Work required: Filter for the word "displayed" and keep each matching line.

Provided entries:
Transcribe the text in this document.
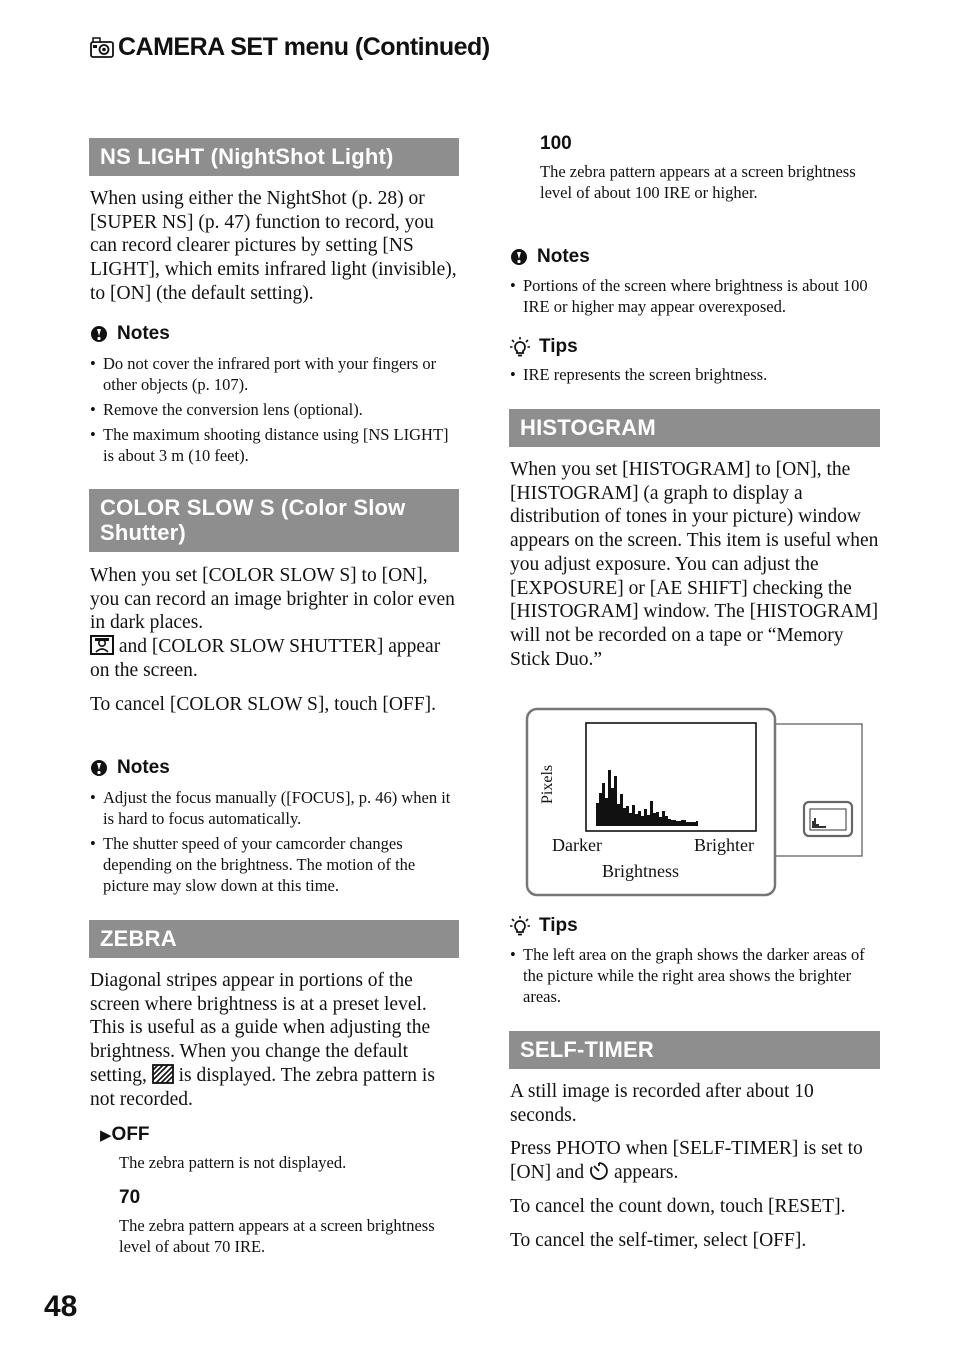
CAMERA SET menu (Continued)
NS LIGHT (NightShot Light)
When using either the NightShot (p. 28) or [SUPER NS] (p. 47) function to record, you can record clearer pictures by setting [NS LIGHT], which emits infrared light (invisible), to [ON] (the default setting).
Notes
• Do not cover the infrared port with your fingers or other objects (p. 107).
• Remove the conversion lens (optional).
• The maximum shooting distance using [NS LIGHT] is about 3 m (10 feet).
COLOR SLOW S (Color Slow
Shutter)
When you set [COLOR SLOW S] to [ON], you can record an image brighter in color even in dark places.
and [COLOR SLOW SHUTTER] appear on the screen.
To cancel [COLOR SLOW S], touch [OFF].
Notes
• Adjust the focus manually ([FOCUS], p. 46) when it is hard to focus automatically.
• The shutter speed of your camcorder changes depending on the brightness. The motion of the picture may slow down at this time.
ZEBRA
Diagonal stripes appear in portions of the screen where brightness is at a preset level. This is useful as a guide when adjusting the brightness. When you change the default setting, is displayed. The zebra pattern is not recorded.
▶OFF
The zebra pattern is not displayed.
70
The zebra pattern appears at a screen brightness level of about 70 IRE.
100
The zebra pattern appears at a screen brightness level of about 100 IRE or higher.
Notes
• Portions of the screen where brightness is about 100 IRE or higher may appear overexposed.
Tips
• IRE represents the screen brightness.
HISTOGRAM
When you set [HISTOGRAM] to [ON], the [HISTOGRAM] (a graph to display a distribution of tones in your picture) window appears on the screen. This item is useful when you adjust exposure. You can adjust the [EXPOSURE] or [AE SHIFT] checking the [HISTOGRAM] window. The [HISTOGRAM] will not be recorded on a tape or “Memory Stick Duo.”
Pixels
Darker	Brighter
Brightness
Tips
• The left area on the graph shows the darker areas of the picture while the right area shows the brighter areas.
SELF-TIMER
A still image is recorded after about 10 seconds.
Press PHOTO when [SELF-TIMER] is set to [ON] and appears.
To cancel the count down, touch [RESET].
To cancel the self-timer, select [OFF].
48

Output of the exercise:
Diagonal stripes appear in portions of the screen where brightness is at a preset level. This is useful as a guide when adjusting the brightness. When you change the default setting, is displayed. The zebra pattern is not recorded.
The zebra pattern is not displayed.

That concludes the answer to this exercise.